Collected data:
* * * * *

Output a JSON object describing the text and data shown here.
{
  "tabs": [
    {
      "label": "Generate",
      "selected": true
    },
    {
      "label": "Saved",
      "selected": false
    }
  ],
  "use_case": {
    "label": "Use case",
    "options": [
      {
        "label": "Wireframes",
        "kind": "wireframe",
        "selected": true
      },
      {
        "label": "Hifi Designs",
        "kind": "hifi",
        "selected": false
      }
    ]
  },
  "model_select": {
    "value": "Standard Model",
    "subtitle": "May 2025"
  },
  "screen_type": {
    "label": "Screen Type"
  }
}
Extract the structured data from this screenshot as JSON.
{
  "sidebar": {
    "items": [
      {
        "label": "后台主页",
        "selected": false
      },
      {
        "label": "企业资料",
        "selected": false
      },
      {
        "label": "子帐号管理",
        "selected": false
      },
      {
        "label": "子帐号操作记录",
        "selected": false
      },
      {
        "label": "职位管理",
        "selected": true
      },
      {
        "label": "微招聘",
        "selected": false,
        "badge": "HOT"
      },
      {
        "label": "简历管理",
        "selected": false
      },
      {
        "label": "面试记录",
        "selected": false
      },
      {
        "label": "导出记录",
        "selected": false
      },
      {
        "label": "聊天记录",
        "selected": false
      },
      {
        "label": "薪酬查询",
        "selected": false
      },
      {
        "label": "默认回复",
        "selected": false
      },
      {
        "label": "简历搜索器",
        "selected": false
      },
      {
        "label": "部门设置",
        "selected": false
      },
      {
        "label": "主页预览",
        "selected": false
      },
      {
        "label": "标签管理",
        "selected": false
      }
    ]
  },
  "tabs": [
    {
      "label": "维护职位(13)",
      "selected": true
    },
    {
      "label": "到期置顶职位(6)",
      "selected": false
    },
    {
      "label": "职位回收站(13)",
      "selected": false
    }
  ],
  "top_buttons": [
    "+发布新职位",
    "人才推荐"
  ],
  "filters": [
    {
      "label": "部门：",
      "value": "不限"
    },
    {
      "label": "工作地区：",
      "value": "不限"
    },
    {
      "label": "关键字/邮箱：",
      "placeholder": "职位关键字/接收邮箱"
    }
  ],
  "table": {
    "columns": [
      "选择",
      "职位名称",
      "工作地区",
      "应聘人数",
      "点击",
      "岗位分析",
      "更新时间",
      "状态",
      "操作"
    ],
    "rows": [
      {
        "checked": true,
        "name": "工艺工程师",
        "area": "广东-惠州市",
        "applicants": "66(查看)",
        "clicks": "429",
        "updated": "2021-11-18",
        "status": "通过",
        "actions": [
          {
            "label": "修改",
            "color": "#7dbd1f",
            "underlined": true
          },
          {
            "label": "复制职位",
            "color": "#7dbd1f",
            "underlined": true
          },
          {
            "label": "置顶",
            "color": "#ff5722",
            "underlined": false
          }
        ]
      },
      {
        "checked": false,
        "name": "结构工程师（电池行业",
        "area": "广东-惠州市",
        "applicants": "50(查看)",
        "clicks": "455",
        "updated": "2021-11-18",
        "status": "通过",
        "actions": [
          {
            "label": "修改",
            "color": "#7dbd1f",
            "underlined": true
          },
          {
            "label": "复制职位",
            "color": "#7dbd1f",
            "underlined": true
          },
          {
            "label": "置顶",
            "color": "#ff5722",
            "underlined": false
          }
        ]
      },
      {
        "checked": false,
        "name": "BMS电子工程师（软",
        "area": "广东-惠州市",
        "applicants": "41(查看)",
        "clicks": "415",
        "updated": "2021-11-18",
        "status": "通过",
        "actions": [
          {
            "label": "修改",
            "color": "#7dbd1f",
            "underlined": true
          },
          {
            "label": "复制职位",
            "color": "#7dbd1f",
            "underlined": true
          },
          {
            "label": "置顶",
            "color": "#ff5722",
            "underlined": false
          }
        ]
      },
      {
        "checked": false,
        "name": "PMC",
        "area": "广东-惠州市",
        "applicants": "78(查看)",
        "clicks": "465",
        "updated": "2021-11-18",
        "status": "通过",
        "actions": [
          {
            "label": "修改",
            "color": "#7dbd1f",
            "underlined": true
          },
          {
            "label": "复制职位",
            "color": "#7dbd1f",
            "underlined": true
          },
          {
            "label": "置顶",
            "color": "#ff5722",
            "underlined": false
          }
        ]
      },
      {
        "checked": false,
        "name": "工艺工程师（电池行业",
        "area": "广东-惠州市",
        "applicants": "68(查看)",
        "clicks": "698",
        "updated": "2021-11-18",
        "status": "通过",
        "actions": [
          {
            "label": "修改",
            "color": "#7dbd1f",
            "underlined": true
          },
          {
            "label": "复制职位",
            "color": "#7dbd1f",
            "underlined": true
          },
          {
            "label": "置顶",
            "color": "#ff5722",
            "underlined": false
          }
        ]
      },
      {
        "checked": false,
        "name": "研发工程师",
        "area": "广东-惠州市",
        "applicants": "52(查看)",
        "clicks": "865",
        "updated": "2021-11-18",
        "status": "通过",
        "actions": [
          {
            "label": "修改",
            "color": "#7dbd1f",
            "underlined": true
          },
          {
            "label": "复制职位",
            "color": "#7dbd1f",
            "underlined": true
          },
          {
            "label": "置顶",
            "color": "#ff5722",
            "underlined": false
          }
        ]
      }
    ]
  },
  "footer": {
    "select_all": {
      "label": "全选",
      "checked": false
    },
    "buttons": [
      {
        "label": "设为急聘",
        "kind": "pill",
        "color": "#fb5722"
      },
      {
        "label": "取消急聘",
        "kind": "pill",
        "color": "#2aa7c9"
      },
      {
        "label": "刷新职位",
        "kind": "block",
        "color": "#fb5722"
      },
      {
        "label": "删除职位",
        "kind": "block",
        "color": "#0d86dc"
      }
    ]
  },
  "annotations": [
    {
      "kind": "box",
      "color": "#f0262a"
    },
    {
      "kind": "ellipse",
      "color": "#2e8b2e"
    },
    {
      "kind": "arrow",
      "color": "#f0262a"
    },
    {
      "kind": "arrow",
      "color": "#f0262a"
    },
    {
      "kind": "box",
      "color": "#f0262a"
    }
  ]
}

* * * * *

= Task statement =
Copy all of the data exactly.

= Result of the task =
Output a JSON object describing the text and data shown here.
{
  "tabs": [
    {
      "label": "Generate",
      "selected": true
    },
    {
      "label": "Saved",
      "selected": false
    }
  ],
  "use_case": {
    "label": "Use case",
    "options": [
      {
        "label": "Wireframes",
        "kind": "wireframe",
        "selected": true
      },
      {
        "label": "Hifi Designs",
        "kind": "hifi",
        "selected": false
      }
    ]
  },
  "model_select": {
    "value": "Standard Model",
    "subtitle": "May 2025"
  },
  "screen_type": {
    "label": "Screen Type"
  }
}
Extract the structured data from this screenshot as JSON.
{
  "sidebar": {
    "items": [
      {
        "label": "后台主页",
        "selected": false
      },
      {
        "label": "企业资料",
        "selected": false
      },
      {
        "label": "子帐号管理",
        "selected": false
      },
      {
        "label": "子帐号操作记录",
        "selected": false
      },
      {
        "label": "职位管理",
        "selected": true
      },
      {
        "label": "微招聘",
        "selected": false,
        "badge": "HOT"
      },
      {
        "label": "简历管理",
        "selected": false
      },
      {
        "label": "面试记录",
        "selected": false
      },
      {
        "label": "导出记录",
        "selected": false
      },
      {
        "label": "聊天记录",
        "selected": false
      },
      {
        "label": "薪酬查询",
        "selected": false
      },
      {
        "label": "默认回复",
        "selected": false
      },
      {
        "label": "简历搜索器",
        "selected": false
      },
      {
        "label": "部门设置",
        "selected": false
      },
      {
        "label": "主页预览",
        "selected": false
      },
      {
        "label": "标签管理",
        "selected": false
      }
    ]
  },
  "tabs": [
    {
      "label": "维护职位(13)",
      "selected": true
    },
    {
      "label": "到期置顶职位(6)",
      "selected": false
    },
    {
      "label": "职位回收站(13)",
      "selected": false
    }
  ],
  "top_buttons": [
    "+发布新职位",
    "人才推荐"
  ],
  "filters": [
    {
      "label": "部门：",
      "value": "不限"
    },
    {
      "label": "工作地区：",
      "value": "不限"
    },
    {
      "label": "关键字/邮箱：",
      "placeholder": "职位关键字/接收邮箱"
    }
  ],
  "table": {
    "columns": [
      "选择",
      "职位名称",
      "工作地区",
      "应聘人数",
      "点击",
      "岗位分析",
      "更新时间",
      "状态",
      "操作"
    ],
    "rows": [
      {
        "checked": true,
        "name": "工艺工程师",
        "area": "广东-惠州市",
        "applicants": "66(查看)",
        "clicks": "429",
        "updated": "2021-11-18",
        "status": "通过",
        "actions": [
          {
            "label": "修改",
            "color": "#7dbd1f",
            "underlined": true
          },
          {
            "label": "复制职位",
            "color": "#7dbd1f",
            "underlined": true
          },
          {
            "label": "置顶",
            "color": "#ff5722",
            "underlined": false
          }
        ]
      },
      {
        "checked": false,
        "name": "结构工程师（电池行业",
        "area": "广东-惠州市",
        "applicants": "50(查看)",
        "clicks": "455",
        "updated": "2021-11-18",
        "status": "通过",
        "actions": [
          {
            "label": "修改",
            "color": "#7dbd1f",
            "underlined": true
          },
          {
            "label": "复制职位",
            "color": "#7dbd1f",
            "underlined": true
          },
          {
            "label": "置顶",
            "color": "#ff5722",
            "underlined": false
          }
        ]
      },
      {
        "checked": false,
        "name": "BMS电子工程师（软",
        "area": "广东-惠州市",
        "applicants": "41(查看)",
        "clicks": "415",
        "updated": "2021-11-18",
        "status": "通过",
        "actions": [
          {
            "label": "修改",
            "color": "#7dbd1f",
            "underlined": true
          },
          {
            "label": "复制职位",
            "color": "#7dbd1f",
            "underlined": true
          },
          {
            "label": "置顶",
            "color": "#ff5722",
            "underlined": false
          }
        ]
      },
      {
        "checked": false,
        "name": "PMC",
        "area": "广东-惠州市",
        "applicants": "78(查看)",
        "clicks": "465",
        "updated": "2021-11-18",
        "status": "通过",
        "actions": [
          {
            "label": "修改",
            "color": "#7dbd1f",
            "underlined": true
          },
          {
            "label": "复制职位",
            "color": "#7dbd1f",
            "underlined": true
          },
          {
            "label": "置顶",
            "color": "#ff5722",
            "underlined": false
          }
        ]
      },
      {
        "checked": false,
        "name": "工艺工程师（电池行业",
        "area": "广东-惠州市",
        "applicants": "68(查看)",
        "clicks": "698",
        "updated": "2021-11-18",
        "status": "通过",
        "actions": [
          {
            "label": "修改",
            "color": "#7dbd1f",
            "underlined": true
          },
          {
            "label": "复制职位",
            "color": "#7dbd1f",
            "underlined": true
          },
          {
            "label": "置顶",
            "color": "#ff5722",
            "underlined": false
          }
        ]
      },
      {
        "checked": false,
        "name": "研发工程师",
        "area": "广东-惠州市",
        "applicants": "52(查看)",
        "clicks": "865",
        "updated": "2021-11-18",
        "status": "通过",
        "actions": [
          {
            "label": "修改",
            "color": "#7dbd1f",
            "underlined": true
          },
          {
            "label": "复制职位",
            "color": "#7dbd1f",
            "underlined": true
          },
          {
            "label": "置顶",
            "color": "#ff5722",
            "underlined": false
          }
        ]
      }
    ]
  },
  "footer": {
    "select_all": {
      "label": "全选",
      "checked": false
    },
    "buttons": [
      {
        "label": "设为急聘",
        "kind": "pill",
        "color": "#fb5722"
      },
      {
        "label": "取消急聘",
        "kind": "pill",
        "color": "#2aa7c9"
      },
      {
        "label": "刷新职位",
        "kind": "block",
        "color": "#fb5722"
      },
      {
        "label": "删除职位",
        "kind": "block",
        "color": "#0d86dc"
      }
    ]
  },
  "annotations": [
    {
      "kind": "box",
      "color": "#f0262a"
    },
    {
      "kind": "ellipse",
      "color": "#2e8b2e"
    },
    {
      "kind": "arrow",
      "color": "#f0262a"
    },
    {
      "kind": "arrow",
      "color": "#f0262a"
    },
    {
      "kind": "box",
      "color": "#f0262a"
    }
  ]
}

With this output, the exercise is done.